- [PROBLEM REQUIREMENTS]: Within the records that follow, find every line containing the string "compression". Copy those lines.

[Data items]
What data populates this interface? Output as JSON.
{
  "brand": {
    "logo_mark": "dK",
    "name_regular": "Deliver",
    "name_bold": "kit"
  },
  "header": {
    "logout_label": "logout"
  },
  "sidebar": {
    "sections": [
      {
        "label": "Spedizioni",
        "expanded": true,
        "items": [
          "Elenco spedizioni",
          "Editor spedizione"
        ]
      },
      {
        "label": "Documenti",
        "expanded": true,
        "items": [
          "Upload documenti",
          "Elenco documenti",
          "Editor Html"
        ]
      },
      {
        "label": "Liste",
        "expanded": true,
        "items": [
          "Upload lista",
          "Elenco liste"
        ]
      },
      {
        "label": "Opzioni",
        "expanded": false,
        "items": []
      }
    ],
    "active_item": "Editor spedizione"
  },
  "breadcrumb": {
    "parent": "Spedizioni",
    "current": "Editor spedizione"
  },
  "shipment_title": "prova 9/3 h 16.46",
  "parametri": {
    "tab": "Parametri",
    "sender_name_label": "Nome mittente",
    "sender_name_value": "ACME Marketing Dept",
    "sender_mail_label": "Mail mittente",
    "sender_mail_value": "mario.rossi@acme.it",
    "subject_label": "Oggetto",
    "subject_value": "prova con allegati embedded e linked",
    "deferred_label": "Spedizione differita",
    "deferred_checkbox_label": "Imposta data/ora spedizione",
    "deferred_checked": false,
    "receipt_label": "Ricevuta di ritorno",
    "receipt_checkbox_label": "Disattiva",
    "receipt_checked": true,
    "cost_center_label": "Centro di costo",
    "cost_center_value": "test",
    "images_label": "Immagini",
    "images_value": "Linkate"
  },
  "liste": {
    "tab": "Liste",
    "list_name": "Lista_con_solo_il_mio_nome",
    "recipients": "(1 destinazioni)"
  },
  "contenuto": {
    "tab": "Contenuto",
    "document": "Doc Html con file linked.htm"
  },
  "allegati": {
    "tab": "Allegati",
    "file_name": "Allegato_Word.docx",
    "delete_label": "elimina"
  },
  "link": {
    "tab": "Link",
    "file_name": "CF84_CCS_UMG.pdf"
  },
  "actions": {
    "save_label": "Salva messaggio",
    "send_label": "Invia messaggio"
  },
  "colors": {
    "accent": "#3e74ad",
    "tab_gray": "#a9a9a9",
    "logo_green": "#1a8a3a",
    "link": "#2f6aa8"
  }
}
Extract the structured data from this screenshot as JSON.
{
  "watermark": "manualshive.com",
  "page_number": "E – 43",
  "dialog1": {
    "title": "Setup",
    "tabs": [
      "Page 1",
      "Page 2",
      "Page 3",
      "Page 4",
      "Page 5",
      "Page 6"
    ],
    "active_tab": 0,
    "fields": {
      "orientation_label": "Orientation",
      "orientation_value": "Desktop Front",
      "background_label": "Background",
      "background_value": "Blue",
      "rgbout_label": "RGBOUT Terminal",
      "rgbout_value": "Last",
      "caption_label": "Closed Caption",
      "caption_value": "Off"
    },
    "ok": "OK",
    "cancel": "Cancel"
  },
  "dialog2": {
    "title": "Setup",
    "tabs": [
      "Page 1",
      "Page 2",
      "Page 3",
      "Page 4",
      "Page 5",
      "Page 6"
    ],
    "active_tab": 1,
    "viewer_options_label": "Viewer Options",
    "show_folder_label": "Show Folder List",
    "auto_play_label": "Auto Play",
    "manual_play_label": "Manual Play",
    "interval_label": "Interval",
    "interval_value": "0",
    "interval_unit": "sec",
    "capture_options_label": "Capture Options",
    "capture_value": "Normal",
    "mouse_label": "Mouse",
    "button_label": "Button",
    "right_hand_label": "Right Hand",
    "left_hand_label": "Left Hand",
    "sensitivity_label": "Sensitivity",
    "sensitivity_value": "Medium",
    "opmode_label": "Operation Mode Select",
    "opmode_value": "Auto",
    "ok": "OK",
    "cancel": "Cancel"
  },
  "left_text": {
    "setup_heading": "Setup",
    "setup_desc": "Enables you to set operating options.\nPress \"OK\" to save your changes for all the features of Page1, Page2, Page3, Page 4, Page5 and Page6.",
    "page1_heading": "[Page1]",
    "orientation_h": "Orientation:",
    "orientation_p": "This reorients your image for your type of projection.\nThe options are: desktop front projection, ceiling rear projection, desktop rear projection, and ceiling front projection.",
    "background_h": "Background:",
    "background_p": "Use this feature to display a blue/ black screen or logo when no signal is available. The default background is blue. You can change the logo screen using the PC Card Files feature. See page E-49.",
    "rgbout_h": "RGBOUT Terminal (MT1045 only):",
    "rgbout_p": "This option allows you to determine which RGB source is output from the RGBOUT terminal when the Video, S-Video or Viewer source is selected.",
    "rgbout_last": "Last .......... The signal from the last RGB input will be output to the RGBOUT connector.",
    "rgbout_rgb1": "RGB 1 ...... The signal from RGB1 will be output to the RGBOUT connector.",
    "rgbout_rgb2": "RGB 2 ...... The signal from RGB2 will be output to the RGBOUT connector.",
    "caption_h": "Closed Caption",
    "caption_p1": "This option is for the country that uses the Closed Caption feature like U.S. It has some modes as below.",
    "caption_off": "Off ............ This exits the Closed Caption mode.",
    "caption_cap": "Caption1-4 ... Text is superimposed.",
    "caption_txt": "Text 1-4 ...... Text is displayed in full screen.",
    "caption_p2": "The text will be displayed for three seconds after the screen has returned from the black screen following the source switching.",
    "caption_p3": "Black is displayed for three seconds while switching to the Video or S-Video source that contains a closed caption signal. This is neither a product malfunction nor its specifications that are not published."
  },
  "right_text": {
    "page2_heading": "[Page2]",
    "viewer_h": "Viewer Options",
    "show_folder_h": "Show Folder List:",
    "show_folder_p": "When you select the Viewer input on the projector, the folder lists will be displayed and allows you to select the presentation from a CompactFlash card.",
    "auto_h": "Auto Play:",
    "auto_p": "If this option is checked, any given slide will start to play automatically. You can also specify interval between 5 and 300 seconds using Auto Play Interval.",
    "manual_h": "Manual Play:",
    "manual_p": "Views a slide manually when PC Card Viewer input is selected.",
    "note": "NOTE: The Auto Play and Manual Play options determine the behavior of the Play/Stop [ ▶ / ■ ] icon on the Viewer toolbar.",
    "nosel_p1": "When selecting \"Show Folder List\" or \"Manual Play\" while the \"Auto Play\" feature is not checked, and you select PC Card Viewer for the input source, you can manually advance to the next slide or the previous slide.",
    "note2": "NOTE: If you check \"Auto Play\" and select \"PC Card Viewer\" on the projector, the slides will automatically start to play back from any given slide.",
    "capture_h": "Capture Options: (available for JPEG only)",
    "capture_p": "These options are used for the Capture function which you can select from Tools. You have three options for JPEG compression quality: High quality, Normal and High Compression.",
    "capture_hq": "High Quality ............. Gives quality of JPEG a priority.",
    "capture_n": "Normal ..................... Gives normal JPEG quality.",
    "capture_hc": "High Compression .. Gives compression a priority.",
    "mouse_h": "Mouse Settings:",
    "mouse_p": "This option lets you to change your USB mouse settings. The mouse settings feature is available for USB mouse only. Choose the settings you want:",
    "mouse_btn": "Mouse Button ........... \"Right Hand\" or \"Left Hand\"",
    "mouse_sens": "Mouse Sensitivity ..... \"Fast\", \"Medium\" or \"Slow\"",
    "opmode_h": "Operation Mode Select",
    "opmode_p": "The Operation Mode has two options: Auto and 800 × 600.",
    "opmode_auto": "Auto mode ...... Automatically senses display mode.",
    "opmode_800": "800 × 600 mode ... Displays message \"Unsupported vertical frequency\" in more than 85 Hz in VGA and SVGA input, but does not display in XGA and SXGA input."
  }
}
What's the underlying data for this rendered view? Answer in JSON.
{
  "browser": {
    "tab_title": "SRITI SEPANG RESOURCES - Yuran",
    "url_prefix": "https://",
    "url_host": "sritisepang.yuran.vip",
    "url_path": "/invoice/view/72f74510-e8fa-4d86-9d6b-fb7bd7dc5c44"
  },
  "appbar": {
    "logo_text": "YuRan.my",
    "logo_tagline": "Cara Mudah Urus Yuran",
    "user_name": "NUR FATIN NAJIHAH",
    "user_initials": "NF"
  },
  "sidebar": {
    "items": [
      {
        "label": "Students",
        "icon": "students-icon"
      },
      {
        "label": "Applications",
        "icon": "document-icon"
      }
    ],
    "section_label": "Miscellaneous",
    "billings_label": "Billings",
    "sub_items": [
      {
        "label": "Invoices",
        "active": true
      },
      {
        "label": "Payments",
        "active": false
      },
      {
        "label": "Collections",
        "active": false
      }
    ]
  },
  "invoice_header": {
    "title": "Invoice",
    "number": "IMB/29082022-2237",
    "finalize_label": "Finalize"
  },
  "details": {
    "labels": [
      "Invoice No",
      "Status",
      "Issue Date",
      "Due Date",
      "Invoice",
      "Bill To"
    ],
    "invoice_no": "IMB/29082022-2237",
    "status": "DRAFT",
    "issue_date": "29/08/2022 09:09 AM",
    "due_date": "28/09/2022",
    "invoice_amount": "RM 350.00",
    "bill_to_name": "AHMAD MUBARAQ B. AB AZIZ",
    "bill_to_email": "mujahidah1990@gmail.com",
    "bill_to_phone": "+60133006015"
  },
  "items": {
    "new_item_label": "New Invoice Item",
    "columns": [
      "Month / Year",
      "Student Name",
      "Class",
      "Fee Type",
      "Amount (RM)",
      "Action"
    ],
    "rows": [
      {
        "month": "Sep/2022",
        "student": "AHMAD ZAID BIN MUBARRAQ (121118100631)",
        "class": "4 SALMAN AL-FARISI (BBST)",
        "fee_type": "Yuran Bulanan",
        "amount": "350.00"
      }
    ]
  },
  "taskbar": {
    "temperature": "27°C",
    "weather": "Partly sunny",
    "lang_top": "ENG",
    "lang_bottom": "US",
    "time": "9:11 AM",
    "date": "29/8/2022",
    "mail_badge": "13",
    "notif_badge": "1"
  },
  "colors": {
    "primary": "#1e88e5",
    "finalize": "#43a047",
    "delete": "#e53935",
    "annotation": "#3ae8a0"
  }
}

- [RESULT]:
    "capture_p": "These options are used for the Capture function which you can select from Tools. You have three options for JPEG compression quality: High quality, Normal and High Compression.",
    "capture_hc": "High Compression .. Gives compression a priority.",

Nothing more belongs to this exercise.